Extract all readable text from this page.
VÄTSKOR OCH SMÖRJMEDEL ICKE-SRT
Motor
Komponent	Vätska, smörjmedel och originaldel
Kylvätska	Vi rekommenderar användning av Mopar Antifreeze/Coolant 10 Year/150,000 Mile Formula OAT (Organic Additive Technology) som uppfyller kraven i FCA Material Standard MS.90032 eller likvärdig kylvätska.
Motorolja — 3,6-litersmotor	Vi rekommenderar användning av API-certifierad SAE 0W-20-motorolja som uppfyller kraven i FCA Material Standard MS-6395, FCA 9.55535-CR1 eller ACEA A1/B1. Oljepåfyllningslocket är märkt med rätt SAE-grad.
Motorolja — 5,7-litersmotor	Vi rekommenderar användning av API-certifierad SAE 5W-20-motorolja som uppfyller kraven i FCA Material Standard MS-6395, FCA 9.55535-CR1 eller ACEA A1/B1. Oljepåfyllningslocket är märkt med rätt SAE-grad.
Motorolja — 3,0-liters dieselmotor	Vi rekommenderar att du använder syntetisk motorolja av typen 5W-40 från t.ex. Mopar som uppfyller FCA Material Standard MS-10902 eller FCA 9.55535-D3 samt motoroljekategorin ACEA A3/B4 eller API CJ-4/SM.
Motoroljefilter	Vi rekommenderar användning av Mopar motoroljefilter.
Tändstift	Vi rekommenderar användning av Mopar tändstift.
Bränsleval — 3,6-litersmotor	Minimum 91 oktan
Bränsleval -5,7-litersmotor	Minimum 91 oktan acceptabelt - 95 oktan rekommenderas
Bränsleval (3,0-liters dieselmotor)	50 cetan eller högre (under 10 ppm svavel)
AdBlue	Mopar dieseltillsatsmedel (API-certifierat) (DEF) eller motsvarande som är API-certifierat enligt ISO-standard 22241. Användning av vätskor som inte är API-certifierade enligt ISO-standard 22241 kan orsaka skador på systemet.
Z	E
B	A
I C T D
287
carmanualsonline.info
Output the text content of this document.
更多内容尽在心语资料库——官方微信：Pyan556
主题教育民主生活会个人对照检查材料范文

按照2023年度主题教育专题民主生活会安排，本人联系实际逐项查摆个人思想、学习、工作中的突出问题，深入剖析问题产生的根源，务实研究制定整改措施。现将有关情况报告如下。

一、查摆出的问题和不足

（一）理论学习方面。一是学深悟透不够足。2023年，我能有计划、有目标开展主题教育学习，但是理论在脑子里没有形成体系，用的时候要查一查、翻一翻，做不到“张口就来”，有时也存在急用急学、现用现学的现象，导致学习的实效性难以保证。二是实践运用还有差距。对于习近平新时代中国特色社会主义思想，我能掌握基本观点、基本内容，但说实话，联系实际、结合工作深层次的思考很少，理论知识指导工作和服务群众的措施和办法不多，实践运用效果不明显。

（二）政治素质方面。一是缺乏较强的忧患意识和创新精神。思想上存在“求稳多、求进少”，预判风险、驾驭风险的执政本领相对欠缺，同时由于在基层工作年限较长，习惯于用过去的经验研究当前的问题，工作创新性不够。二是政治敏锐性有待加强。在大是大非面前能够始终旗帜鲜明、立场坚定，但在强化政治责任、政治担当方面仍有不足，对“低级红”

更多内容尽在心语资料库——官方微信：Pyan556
◆ ◆ ◆ ◆
Make an exact copy of the material above.

Extract all readable text from this page.
VÄTSKOR OCH SMÖRJMEDEL ICKE-SRT
Motor
Komponent	Vätska, smörjmedel och originaldel
Kylvätska	Vi rekommenderar användning av Mopar Antifreeze/Coolant 10 Year/150,000 Mile Formula OAT (Organic Additive Technology) som uppfyller kraven i FCA Material Standard MS.90032 eller likvärdig kylvätska.
Motorolja — 3,6-litersmotor	Vi rekommenderar användning av API-certifierad SAE 0W-20-motorolja som uppfyller kraven i FCA Material Standard MS-6395, FCA 9.55535-CR1 eller ACEA A1/B1. Oljepåfyllningslocket är märkt med rätt SAE-grad.
Motorolja — 5,7-litersmotor	Vi rekommenderar användning av API-certifierad SAE 5W-20-motorolja som uppfyller kraven i FCA Material Standard MS-6395, FCA 9.55535-CR1 eller ACEA A1/B1. Oljepåfyllningslocket är märkt med rätt SAE-grad.
Motorolja — 3,0-liters dieselmotor	Vi rekommenderar att du använder syntetisk motorolja av typen 5W-40 från t.ex. Mopar som uppfyller FCA Material Standard MS-10902 eller FCA 9.55535-D3 samt motoroljekategorin ACEA A3/B4 eller API CJ-4/SM.
Motoroljefilter	Vi rekommenderar användning av Mopar motoroljefilter.
Tändstift	Vi rekommenderar användning av Mopar tändstift.
Bränsleval — 3,6-litersmotor	Minimum 91 oktan
Bränsleval -5,7-litersmotor	Minimum 91 oktan acceptabelt - 95 oktan rekommenderas
Bränsleval (3,0-liters dieselmotor)	50 cetan eller högre (under 10 ppm svavel)
AdBlue	Mopar dieseltillsatsmedel (API-certifierat) (DEF) eller motsvarande som är API-certifierat enligt ISO-standard 22241. Användning av vätskor som inte är API-certifierade enligt ISO-standard 22241 kan orsaka skador på systemet.
Z	E
B	A
I C T D
287
carmanualsonline.info
Output the text content of this document.
更多内容尽在心语资料库——官方微信：Pyan556
主题教育民主生活会个人对照检查材料范文

按照2023年度主题教育专题民主生活会安排，本人联系实际逐项查摆个人思想、学习、工作中的突出问题，深入剖析问题产生的根源，务实研究制定整改措施。现将有关情况报告如下。

一、查摆出的问题和不足

（一）理论学习方面。一是学深悟透不够足。2023年，我能有计划、有目标开展主题教育学习，但是理论在脑子里没有形成体系，用的时候要查一查、翻一翻，做不到“张口就来”，有时也存在急用急学、现用现学的现象，导致学习的实效性难以保证。二是实践运用还有差距。对于习近平新时代中国特色社会主义思想，我能掌握基本观点、基本内容，但说实话，联系实际、结合工作深层次的思考很少，理论知识指导工作和服务群众的措施和办法不多，实践运用效果不明显。

（二）政治素质方面。一是缺乏较强的忧患意识和创新精神。思想上存在“求稳多、求进少”，预判风险、驾驭风险的执政本领相对欠缺，同时由于在基层工作年限较长，习惯于用过去的经验研究当前的问题，工作创新性不够。二是政治敏锐性有待加强。在大是大非面前能够始终旗帜鲜明、立场坚定，但在强化政治责任、政治担当方面仍有不足，对“低级红”

更多内容尽在心语资料库——官方微信：Pyan556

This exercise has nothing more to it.